┌─ Source material

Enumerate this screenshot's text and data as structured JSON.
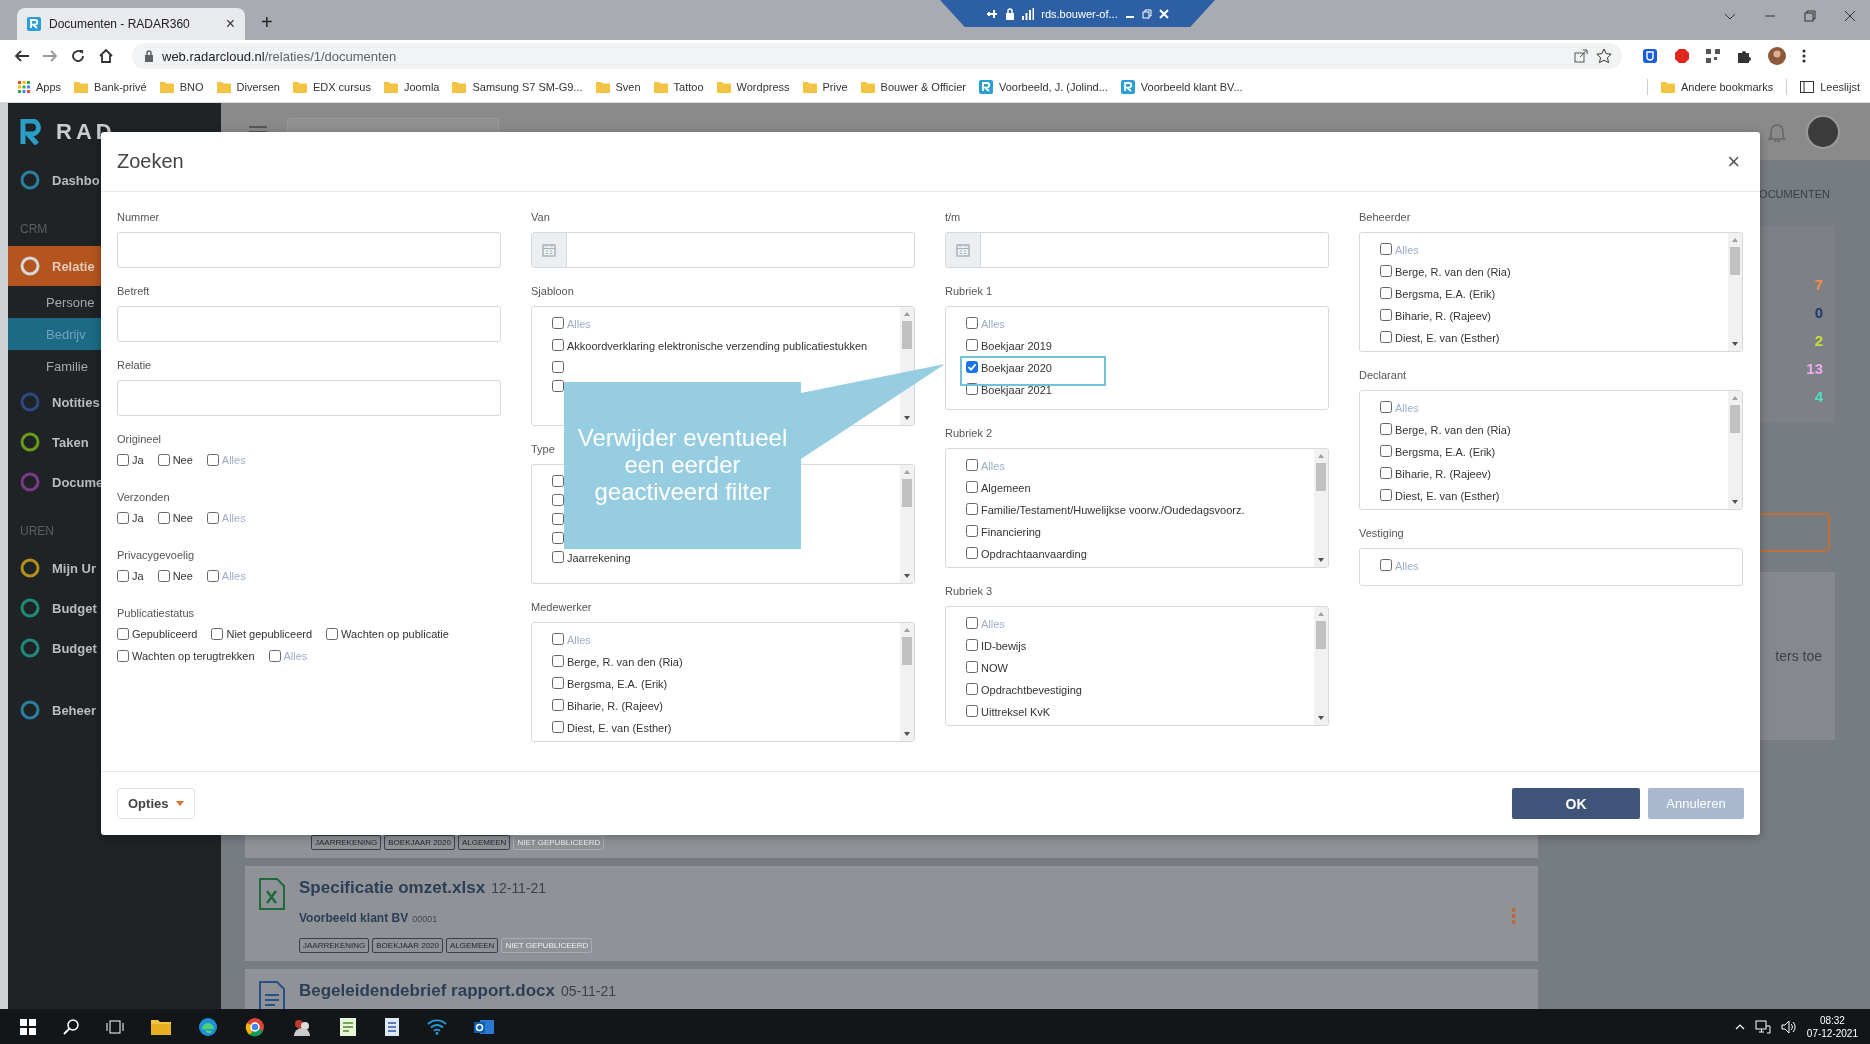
{
  "browser": {
    "tab_title": "Documenten - RADAR360",
    "tab_close": "×",
    "new_tab": "+",
    "remote_host": "rds.bouwer-of...",
    "url_host": "web.radarcloud.nl",
    "url_path": "/relaties/1/documenten",
    "bookmarks": [
      {
        "label": "Apps",
        "kind": "apps"
      },
      {
        "label": "Bank-privé",
        "kind": "folder"
      },
      {
        "label": "BNO",
        "kind": "folder"
      },
      {
        "label": "Diversen",
        "kind": "folder"
      },
      {
        "label": "EDX cursus",
        "kind": "folder"
      },
      {
        "label": "Joomla",
        "kind": "folder"
      },
      {
        "label": "Samsung S7 SM-G9...",
        "kind": "folder"
      },
      {
        "label": "Sven",
        "kind": "folder"
      },
      {
        "label": "Tattoo",
        "kind": "folder"
      },
      {
        "label": "Wordpress",
        "kind": "folder"
      },
      {
        "label": "Prive",
        "kind": "folder"
      },
      {
        "label": "Bouwer & Officier",
        "kind": "folder"
      },
      {
        "label": "Voorbeeld, J. (Jolind...",
        "kind": "site"
      },
      {
        "label": "Voorbeeld klant BV...",
        "kind": "site"
      }
    ],
    "bookmarks_right": [
      {
        "label": "Andere bookmarks",
        "kind": "folder"
      },
      {
        "label": "Leeslijst",
        "kind": "reading"
      }
    ]
  },
  "sidebar": {
    "logo": "RAD",
    "sections": [
      {
        "items": [
          {
            "label": "Dashbo",
            "color": "#2a7fa0",
            "selected": false
          }
        ]
      },
      {
        "heading": "CRM",
        "items": [
          {
            "label": "Relatie",
            "color": "#d7d7d7",
            "selected": true,
            "children": [
              {
                "label": "Persone",
                "selected": false
              },
              {
                "label": "Bedrijv",
                "selected": true
              },
              {
                "label": "Familie",
                "selected": false
              }
            ]
          },
          {
            "label": "Notities",
            "color": "#2a4a80",
            "selected": false
          },
          {
            "label": "Taken",
            "color": "#6a9a1a",
            "selected": false
          },
          {
            "label": "Docume",
            "color": "#7a3a8a",
            "selected": false
          }
        ]
      },
      {
        "heading": "UREN",
        "items": [
          {
            "label": "Mijn Ur",
            "color": "#b0901a",
            "selected": false
          },
          {
            "label": "Budget",
            "color": "#1f8a7a",
            "selected": false
          },
          {
            "label": "Budget",
            "color": "#1f8a7a",
            "selected": false
          }
        ]
      },
      {
        "items": [
          {
            "label": "Beheer",
            "color": "#2a7fa0",
            "selected": false
          }
        ]
      }
    ]
  },
  "right_panel": {
    "breadcrumb": "OCUMENTEN",
    "counts": [
      {
        "value": "7",
        "color": "#ff8a4a"
      },
      {
        "value": "0",
        "color": "#1c3a70"
      },
      {
        "value": "2",
        "color": "#c8dc40"
      },
      {
        "value": "13",
        "color": "#f0a8f4"
      },
      {
        "value": "4",
        "color": "#4fe0c0"
      }
    ],
    "hint": "ters toe"
  },
  "documents": [
    {
      "kind": "tags_only",
      "tags": [
        {
          "label": "JAARREKENING",
          "muted": false
        },
        {
          "label": "BOEKJAAR 2020",
          "muted": false
        },
        {
          "label": "ALGEMEEN",
          "muted": false
        },
        {
          "label": "NIET GEPUBLICEERD",
          "muted": true
        }
      ]
    },
    {
      "kind": "spreadsheet",
      "title": "Specificatie omzet.xlsx",
      "date": "12-11-21",
      "client": "Voorbeeld klant BV",
      "client_number": "00001",
      "tags": [
        {
          "label": "JAARREKENING",
          "muted": false
        },
        {
          "label": "BOEKJAAR 2020",
          "muted": false
        },
        {
          "label": "ALGEMEEN",
          "muted": false
        },
        {
          "label": "NIET GEPUBLICEERD",
          "muted": true
        }
      ]
    },
    {
      "kind": "document",
      "title": "Begeleidendebrief rapport.docx",
      "date": "05-11-21"
    }
  ],
  "modal": {
    "title": "Zoeken",
    "close": "×",
    "columns": [
      {
        "fields": [
          {
            "kind": "text",
            "label": "Nummer"
          },
          {
            "kind": "text",
            "label": "Betreft"
          },
          {
            "kind": "text",
            "label": "Relatie"
          },
          {
            "kind": "checks",
            "label": "Origineel",
            "options": [
              {
                "label": "Ja",
                "kind": "option",
                "checked": false
              },
              {
                "label": "Nee",
                "kind": "option",
                "checked": false
              },
              {
                "label": "Alles",
                "kind": "all",
                "checked": false
              }
            ]
          },
          {
            "kind": "checks",
            "label": "Verzonden",
            "options": [
              {
                "label": "Ja",
                "kind": "option",
                "checked": false
              },
              {
                "label": "Nee",
                "kind": "option",
                "checked": false
              },
              {
                "label": "Alles",
                "kind": "all",
                "checked": false
              }
            ]
          },
          {
            "kind": "checks",
            "label": "Privacygevoelig",
            "options": [
              {
                "label": "Ja",
                "kind": "option",
                "checked": false
              },
              {
                "label": "Nee",
                "kind": "option",
                "checked": false
              },
              {
                "label": "Alles",
                "kind": "all",
                "checked": false
              }
            ]
          },
          {
            "kind": "checks",
            "label": "Publicatiestatus",
            "options": [
              {
                "label": "Gepubliceerd",
                "kind": "option",
                "checked": false
              },
              {
                "label": "Niet gepubliceerd",
                "kind": "option",
                "checked": false
              },
              {
                "label": "Wachten op publicatie",
                "kind": "option",
                "checked": false
              },
              {
                "label": "Wachten op terugtrekken",
                "kind": "option",
                "checked": false
              },
              {
                "label": "Alles",
                "kind": "all",
                "checked": false
              }
            ]
          }
        ]
      },
      {
        "fields": [
          {
            "kind": "date",
            "label": "Van"
          },
          {
            "kind": "list",
            "label": "Sjabloon",
            "scrollbar": true,
            "options": [
              {
                "label": "Alles",
                "kind": "all",
                "checked": false
              },
              {
                "label": "Akkoordverklaring elektronische verzending publicatiestukken",
                "kind": "option",
                "checked": false
              },
              {
                "kind": "option",
                "checked": false
              },
              {
                "kind": "option",
                "checked": false
              }
            ]
          },
          {
            "kind": "list",
            "label": "Type",
            "scrollbar": true,
            "options": [
              {
                "kind": "option",
                "checked": false
              },
              {
                "kind": "option",
                "checked": false
              },
              {
                "kind": "option",
                "checked": false
              },
              {
                "kind": "option",
                "checked": false
              },
              {
                "label": "Jaarrekening",
                "kind": "option",
                "checked": false
              }
            ]
          },
          {
            "kind": "list",
            "label": "Medewerker",
            "scrollbar": true,
            "options": [
              {
                "label": "Alles",
                "kind": "all",
                "checked": false
              },
              {
                "label": "Berge, R. van den (Ria)",
                "kind": "option",
                "checked": false
              },
              {
                "label": "Bergsma, E.A. (Erik)",
                "kind": "option",
                "checked": false
              },
              {
                "label": "Biharie, R. (Rajeev)",
                "kind": "option",
                "checked": false
              },
              {
                "label": "Diest, E. van (Esther)",
                "kind": "option",
                "checked": false
              }
            ]
          }
        ]
      },
      {
        "fields": [
          {
            "kind": "date",
            "label": "t/m"
          },
          {
            "kind": "list",
            "label": "Rubriek 1",
            "scrollbar": false,
            "options": [
              {
                "label": "Alles",
                "kind": "all",
                "checked": false
              },
              {
                "label": "Boekjaar 2019",
                "kind": "option",
                "checked": false
              },
              {
                "label": "Boekjaar 2020",
                "kind": "option",
                "checked": true
              },
              {
                "label": "Boekjaar 2021",
                "kind": "option",
                "checked": false
              }
            ]
          },
          {
            "kind": "list",
            "label": "Rubriek 2",
            "scrollbar": true,
            "options": [
              {
                "label": "Alles",
                "kind": "all",
                "checked": false
              },
              {
                "label": "Algemeen",
                "kind": "option",
                "checked": false
              },
              {
                "label": "Familie/Testament/Huwelijkse voorw./Oudedagsvoorz.",
                "kind": "option",
                "checked": false
              },
              {
                "label": "Financiering",
                "kind": "option",
                "checked": false
              },
              {
                "label": "Opdrachtaanvaarding",
                "kind": "option",
                "checked": false
              }
            ]
          },
          {
            "kind": "list",
            "label": "Rubriek 3",
            "scrollbar": true,
            "options": [
              {
                "label": "Alles",
                "kind": "all",
                "checked": false
              },
              {
                "label": "ID-bewijs",
                "kind": "option",
                "checked": false
              },
              {
                "label": "NOW",
                "kind": "option",
                "checked": false
              },
              {
                "label": "Opdrachtbevestiging",
                "kind": "option",
                "checked": false
              },
              {
                "label": "Uittreksel KvK",
                "kind": "option",
                "checked": false
              }
            ]
          }
        ]
      },
      {
        "fields": [
          {
            "kind": "list",
            "label": "Beheerder",
            "scrollbar": true,
            "options": [
              {
                "label": "Alles",
                "kind": "all",
                "checked": false
              },
              {
                "label": "Berge, R. van den (Ria)",
                "kind": "option",
                "checked": false
              },
              {
                "label": "Bergsma, E.A. (Erik)",
                "kind": "option",
                "checked": false
              },
              {
                "label": "Biharie, R. (Rajeev)",
                "kind": "option",
                "checked": false
              },
              {
                "label": "Diest, E. van (Esther)",
                "kind": "option",
                "checked": false
              }
            ]
          },
          {
            "kind": "list",
            "label": "Declarant",
            "scrollbar": true,
            "options": [
              {
                "label": "Alles",
                "kind": "all",
                "checked": false
              },
              {
                "label": "Berge, R. van den (Ria)",
                "kind": "option",
                "checked": false
              },
              {
                "label": "Bergsma, E.A. (Erik)",
                "kind": "option",
                "checked": false
              },
              {
                "label": "Biharie, R. (Rajeev)",
                "kind": "option",
                "checked": false
              },
              {
                "label": "Diest, E. van (Esther)",
                "kind": "option",
                "checked": false
              }
            ]
          },
          {
            "kind": "list",
            "label": "Vestiging",
            "scrollbar": false,
            "options": [
              {
                "label": "Alles",
                "kind": "all",
                "checked": false
              }
            ]
          }
        ]
      }
    ],
    "callout": "Verwijder eventueel een eerder geactiveerd filter",
    "options_button": "Opties",
    "ok_button": "OK",
    "cancel_button": "Annuleren"
  },
  "taskbar": {
    "time": "08:32",
    "date": "07-12-2021"
  }
}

└─

-- Your objective --
Examine the data above and state how many of its lines contain the word "date", with no further remarks.

-- Finished task --
5